■ **TEXT FOR ANALYSIS**:
Eight out of ten (84%) sandwich carers providing over 35 hours per week are women – that’s 74,399 women providing more than 35 hours a week of care to loved ones whilst also raising a family.

  • The oldest sandwich carers (55-64) provide the most care the most, with three in ten (29%) of this age group providing more than 20 hours of caring a week.
  • In total, three quarters (78%) of sandwich carers are in paid work, and even among sandwich carers providing 35 or more hours of care a week half (49%) are working.

Part of a longer press release @

March 15, 2019

Failure to support children exposed to domestic violence costs UK taxpayers up to £1.4bn – new analysis

New analysis from charity Pro Bono Economics, carried out for charity Hestia, highlights the staggering potential cost to UK taxpayers of children exposed to severe domestic violence who are not given support to overcome their trauma. Around 500,000 children in the UK today have been exposed to severe domestic violence.

More than 1 million children each year are exposed to domestic abuse and more than half of those who experience domestic abuse as a child will go on to be a victim in adulthood(1).

[Extracted data entries]
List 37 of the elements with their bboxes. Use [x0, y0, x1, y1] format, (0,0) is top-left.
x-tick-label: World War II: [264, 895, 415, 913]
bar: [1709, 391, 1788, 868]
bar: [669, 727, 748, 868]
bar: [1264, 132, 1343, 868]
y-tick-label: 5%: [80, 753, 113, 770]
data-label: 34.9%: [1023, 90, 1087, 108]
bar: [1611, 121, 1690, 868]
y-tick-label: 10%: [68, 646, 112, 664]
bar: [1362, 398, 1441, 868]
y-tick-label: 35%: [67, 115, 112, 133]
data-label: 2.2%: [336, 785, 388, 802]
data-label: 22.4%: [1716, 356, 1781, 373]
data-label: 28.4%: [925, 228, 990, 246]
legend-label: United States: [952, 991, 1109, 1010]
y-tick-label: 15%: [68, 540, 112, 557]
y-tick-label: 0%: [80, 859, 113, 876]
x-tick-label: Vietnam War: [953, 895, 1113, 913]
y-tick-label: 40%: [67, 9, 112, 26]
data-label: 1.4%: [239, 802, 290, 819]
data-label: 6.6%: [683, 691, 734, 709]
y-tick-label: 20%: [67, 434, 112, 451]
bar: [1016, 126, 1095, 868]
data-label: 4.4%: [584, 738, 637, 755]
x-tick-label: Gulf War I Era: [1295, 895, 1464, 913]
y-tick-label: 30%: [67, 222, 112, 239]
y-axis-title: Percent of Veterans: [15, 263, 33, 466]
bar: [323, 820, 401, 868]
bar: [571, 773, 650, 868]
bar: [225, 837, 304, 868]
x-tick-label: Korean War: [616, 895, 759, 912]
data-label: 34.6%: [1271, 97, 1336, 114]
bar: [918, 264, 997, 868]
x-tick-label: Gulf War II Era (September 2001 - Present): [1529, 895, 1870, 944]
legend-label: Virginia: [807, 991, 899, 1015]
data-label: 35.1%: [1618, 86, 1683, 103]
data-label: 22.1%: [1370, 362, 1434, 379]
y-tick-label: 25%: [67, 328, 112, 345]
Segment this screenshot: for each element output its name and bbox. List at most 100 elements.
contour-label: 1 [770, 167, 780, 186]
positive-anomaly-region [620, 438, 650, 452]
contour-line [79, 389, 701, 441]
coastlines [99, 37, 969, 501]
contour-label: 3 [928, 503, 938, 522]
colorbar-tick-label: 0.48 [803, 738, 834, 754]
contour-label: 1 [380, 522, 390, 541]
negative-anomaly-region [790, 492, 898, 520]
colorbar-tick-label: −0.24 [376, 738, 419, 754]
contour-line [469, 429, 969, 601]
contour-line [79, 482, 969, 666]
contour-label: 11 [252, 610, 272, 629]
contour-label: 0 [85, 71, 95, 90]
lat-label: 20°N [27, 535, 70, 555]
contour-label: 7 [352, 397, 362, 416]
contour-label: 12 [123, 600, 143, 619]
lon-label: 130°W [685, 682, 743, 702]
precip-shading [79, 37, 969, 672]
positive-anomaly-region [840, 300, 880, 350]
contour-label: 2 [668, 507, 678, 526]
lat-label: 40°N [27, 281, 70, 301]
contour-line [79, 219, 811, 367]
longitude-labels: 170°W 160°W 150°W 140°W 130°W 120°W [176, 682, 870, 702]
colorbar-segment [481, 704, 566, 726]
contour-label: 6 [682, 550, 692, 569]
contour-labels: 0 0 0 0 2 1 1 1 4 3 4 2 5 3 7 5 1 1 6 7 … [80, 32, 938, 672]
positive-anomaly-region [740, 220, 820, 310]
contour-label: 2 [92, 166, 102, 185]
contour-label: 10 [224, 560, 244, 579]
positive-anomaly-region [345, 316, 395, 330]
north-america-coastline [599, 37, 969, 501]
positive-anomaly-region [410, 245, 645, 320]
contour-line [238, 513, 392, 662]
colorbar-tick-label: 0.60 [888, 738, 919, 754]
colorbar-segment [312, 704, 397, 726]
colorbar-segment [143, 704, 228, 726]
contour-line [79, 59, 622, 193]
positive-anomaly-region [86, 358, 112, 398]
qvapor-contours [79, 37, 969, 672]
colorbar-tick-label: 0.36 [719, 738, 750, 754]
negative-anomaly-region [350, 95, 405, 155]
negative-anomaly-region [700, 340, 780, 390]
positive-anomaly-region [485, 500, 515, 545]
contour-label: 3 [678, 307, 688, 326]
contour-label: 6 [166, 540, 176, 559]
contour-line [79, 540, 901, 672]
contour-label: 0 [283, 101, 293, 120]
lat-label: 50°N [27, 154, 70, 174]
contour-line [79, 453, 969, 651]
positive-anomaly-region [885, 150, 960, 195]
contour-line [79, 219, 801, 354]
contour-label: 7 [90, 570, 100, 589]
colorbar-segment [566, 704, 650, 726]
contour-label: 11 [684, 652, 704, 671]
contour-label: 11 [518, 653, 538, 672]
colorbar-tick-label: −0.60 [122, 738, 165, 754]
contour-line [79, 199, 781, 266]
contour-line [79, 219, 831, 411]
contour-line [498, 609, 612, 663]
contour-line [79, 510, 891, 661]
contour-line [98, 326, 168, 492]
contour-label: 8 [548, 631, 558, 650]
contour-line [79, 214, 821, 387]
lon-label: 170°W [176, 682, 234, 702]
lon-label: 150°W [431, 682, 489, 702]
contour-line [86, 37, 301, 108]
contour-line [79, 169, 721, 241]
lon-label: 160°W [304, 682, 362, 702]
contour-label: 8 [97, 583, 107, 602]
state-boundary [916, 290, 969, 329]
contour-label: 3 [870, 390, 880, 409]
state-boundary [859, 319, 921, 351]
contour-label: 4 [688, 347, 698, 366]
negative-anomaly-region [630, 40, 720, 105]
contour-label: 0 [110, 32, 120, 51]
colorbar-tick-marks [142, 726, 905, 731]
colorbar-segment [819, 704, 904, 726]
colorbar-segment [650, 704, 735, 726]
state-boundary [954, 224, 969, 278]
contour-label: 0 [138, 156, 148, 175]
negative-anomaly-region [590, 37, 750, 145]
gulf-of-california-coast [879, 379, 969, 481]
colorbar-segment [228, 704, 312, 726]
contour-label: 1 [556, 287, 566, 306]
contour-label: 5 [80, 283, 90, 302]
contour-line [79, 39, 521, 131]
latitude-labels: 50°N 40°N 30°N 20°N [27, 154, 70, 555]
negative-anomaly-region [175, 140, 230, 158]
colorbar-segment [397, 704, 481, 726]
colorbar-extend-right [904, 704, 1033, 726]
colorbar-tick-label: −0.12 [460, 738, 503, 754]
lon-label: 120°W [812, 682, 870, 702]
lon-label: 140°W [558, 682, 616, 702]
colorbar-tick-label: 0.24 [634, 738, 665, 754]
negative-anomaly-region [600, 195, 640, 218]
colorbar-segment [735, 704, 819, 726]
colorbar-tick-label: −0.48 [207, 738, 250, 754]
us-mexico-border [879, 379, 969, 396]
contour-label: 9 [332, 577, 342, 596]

■ **TO DO**:
A: List every percentage figure given in the text about sandwich carers and domestic violence.
B: According to the text about sandwich carers and domestic violence, about how many children in the UK today have been exposed to severe domestic violence?
C: Continue the text about sandwich carers and domestic violence from the point where it stops.
These records have no connection to the text about sandwich carers and domestic violence.

■ **PER-TASK ANSWERS**:
A: 84%, 29%, 78%, 49%

B: Around 500,000.

C:
Published in response to the Government’s draft Domestic Abuse Bill, which fails to include specific measures to protect children who live in households where domestic abuse takes place, On the Sidelines: The Economic and Personal Cost of Childhood Exposure to Domestic Violence estimates the potential costs to the taxpayer of children who witness severe domestic violence and go on to develop behavioural disorders as between £480m and £1.4bn. This is made up of:

  • Health & Adult Social Care – up to £70m
  • Crime – up to £110m
  • Education – up to £790m
  • Foster & Residential – up to £460m

The report highlights the need to build better quality evidence on the impact of childhood exposure to domestic abuse. The scale of the potential costs supports calls by UK Says No More, Hestia’s national domestic abuse and sexual violence campaign, for the Domestic Abuse Bill to include measures to better protect children including:

  • Child survivors are given special waiting list status (protected status) for all NHS services including Child and Adolescent Mental Health Support (CAMHS).
  • Children in refuges and those that have had to move due to domestic abuse have priority access to school places, with a duty on local authorities to respond to a change of school request from refuges within 20 days.

Lyndsey Dearlove, Head of UK SAYS NO MORE at Hestia said:

“For too long children have been overlooked in the response to domestic abuse, seen merely as “witnesses” rather than children who have experienced deep trauma and crisis. This must change. We need measures put in place to support children early on and break the cycle of abuse. The Domestic Abuse Bill is a once in a lifetime opportunity to make this a reality and prevent catastrophic and lifelong damage which costs both individuals and the taxpayer dearly.”

Lord Gus O’Donnell, Chair of Pro Bono Economics said:

“Children exposed to domestic abuse suffer in the short, medium and long-term.  As a society we have a moral imperative to ensure protection from the immediate risk of such trauma but also provide support whenever – unfortunately – such exposure should occur. While these numbers are striking, and this report timely, there is always a need for more robust evidence with which we can enhance our understanding of such issues, from causes through to effects and solutions. Armed with such information we can better address these concerning social trends.”